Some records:
────────────────

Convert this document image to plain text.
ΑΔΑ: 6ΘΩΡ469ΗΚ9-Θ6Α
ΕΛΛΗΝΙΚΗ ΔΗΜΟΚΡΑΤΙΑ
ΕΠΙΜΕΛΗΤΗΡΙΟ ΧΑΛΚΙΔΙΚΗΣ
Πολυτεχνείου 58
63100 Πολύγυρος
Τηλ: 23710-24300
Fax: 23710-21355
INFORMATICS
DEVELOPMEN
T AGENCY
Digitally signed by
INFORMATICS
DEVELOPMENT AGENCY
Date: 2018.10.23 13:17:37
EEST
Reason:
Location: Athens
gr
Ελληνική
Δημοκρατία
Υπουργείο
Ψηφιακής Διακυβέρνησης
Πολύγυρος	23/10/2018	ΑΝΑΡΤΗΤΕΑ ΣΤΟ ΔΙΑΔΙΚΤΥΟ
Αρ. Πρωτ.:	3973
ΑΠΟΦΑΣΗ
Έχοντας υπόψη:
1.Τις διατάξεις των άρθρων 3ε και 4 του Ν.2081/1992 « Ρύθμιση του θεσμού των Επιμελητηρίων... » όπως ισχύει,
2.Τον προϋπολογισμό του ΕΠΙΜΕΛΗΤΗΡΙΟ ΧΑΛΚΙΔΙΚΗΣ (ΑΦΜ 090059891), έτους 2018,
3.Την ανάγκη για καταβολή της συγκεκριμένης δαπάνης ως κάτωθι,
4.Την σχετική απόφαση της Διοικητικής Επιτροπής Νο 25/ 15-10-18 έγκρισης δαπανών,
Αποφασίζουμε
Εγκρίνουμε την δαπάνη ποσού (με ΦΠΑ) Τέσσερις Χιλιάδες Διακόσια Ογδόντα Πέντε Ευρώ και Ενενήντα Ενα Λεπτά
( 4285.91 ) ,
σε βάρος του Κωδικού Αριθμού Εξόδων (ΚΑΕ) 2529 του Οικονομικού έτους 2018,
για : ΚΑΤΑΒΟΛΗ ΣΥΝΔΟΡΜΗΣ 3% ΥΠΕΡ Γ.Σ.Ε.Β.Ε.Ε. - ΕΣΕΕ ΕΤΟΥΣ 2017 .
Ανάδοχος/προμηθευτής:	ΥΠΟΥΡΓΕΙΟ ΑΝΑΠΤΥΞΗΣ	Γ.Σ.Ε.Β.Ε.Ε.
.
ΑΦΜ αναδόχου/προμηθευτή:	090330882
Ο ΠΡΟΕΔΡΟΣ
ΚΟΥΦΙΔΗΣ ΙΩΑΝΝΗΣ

────────────────

From the listing above, extract every line exactly as it stands.

The output:
Convert this document image to plain text.
ΑΔΑ: 6ΘΩΡ469ΗΚ9-Θ6Α
ΕΛΛΗΝΙΚΗ ΔΗΜΟΚΡΑΤΙΑ
ΕΠΙΜΕΛΗΤΗΡΙΟ ΧΑΛΚΙΔΙΚΗΣ
Πολυτεχνείου 58
63100 Πολύγυρος
Τηλ: 23710-24300
Fax: 23710-21355
INFORMATICS
DEVELOPMEN
T AGENCY
Digitally signed by
INFORMATICS
DEVELOPMENT AGENCY
Date: 2018.10.23 13:17:37
EEST
Reason:
Location: Athens
gr
Ελληνική
Δημοκρατία
Υπουργείο
Ψηφιακής Διακυβέρνησης
Πολύγυρος	23/10/2018	ΑΝΑΡΤΗΤΕΑ ΣΤΟ ΔΙΑΔΙΚΤΥΟ
Αρ. Πρωτ.:	3973
ΑΠΟΦΑΣΗ
Έχοντας υπόψη:
1.Τις διατάξεις των άρθρων 3ε και 4 του Ν.2081/1992 « Ρύθμιση του θεσμού των Επιμελητηρίων... » όπως ισχύει,
2.Τον προϋπολογισμό του ΕΠΙΜΕΛΗΤΗΡΙΟ ΧΑΛΚΙΔΙΚΗΣ (ΑΦΜ 090059891), έτους 2018,
3.Την ανάγκη για καταβολή της συγκεκριμένης δαπάνης ως κάτωθι,
4.Την σχετική απόφαση της Διοικητικής Επιτροπής Νο 25/ 15-10-18 έγκρισης δαπανών,
Αποφασίζουμε
Εγκρίνουμε την δαπάνη ποσού (με ΦΠΑ) Τέσσερις Χιλιάδες Διακόσια Ογδόντα Πέντε Ευρώ και Ενενήντα Ενα Λεπτά
( 4285.91 ) ,
σε βάρος του Κωδικού Αριθμού Εξόδων (ΚΑΕ) 2529 του Οικονομικού έτους 2018,
για : ΚΑΤΑΒΟΛΗ ΣΥΝΔΟΡΜΗΣ 3% ΥΠΕΡ Γ.Σ.Ε.Β.Ε.Ε. - ΕΣΕΕ ΕΤΟΥΣ 2017 .
Ανάδοχος/προμηθευτής:	ΥΠΟΥΡΓΕΙΟ ΑΝΑΠΤΥΞΗΣ	Γ.Σ.Ε.Β.Ε.Ε.
.
ΑΦΜ αναδόχου/προμηθευτή:	090330882
Ο ΠΡΟΕΔΡΟΣ
ΚΟΥΦΙΔΗΣ ΙΩΑΝΝΗΣ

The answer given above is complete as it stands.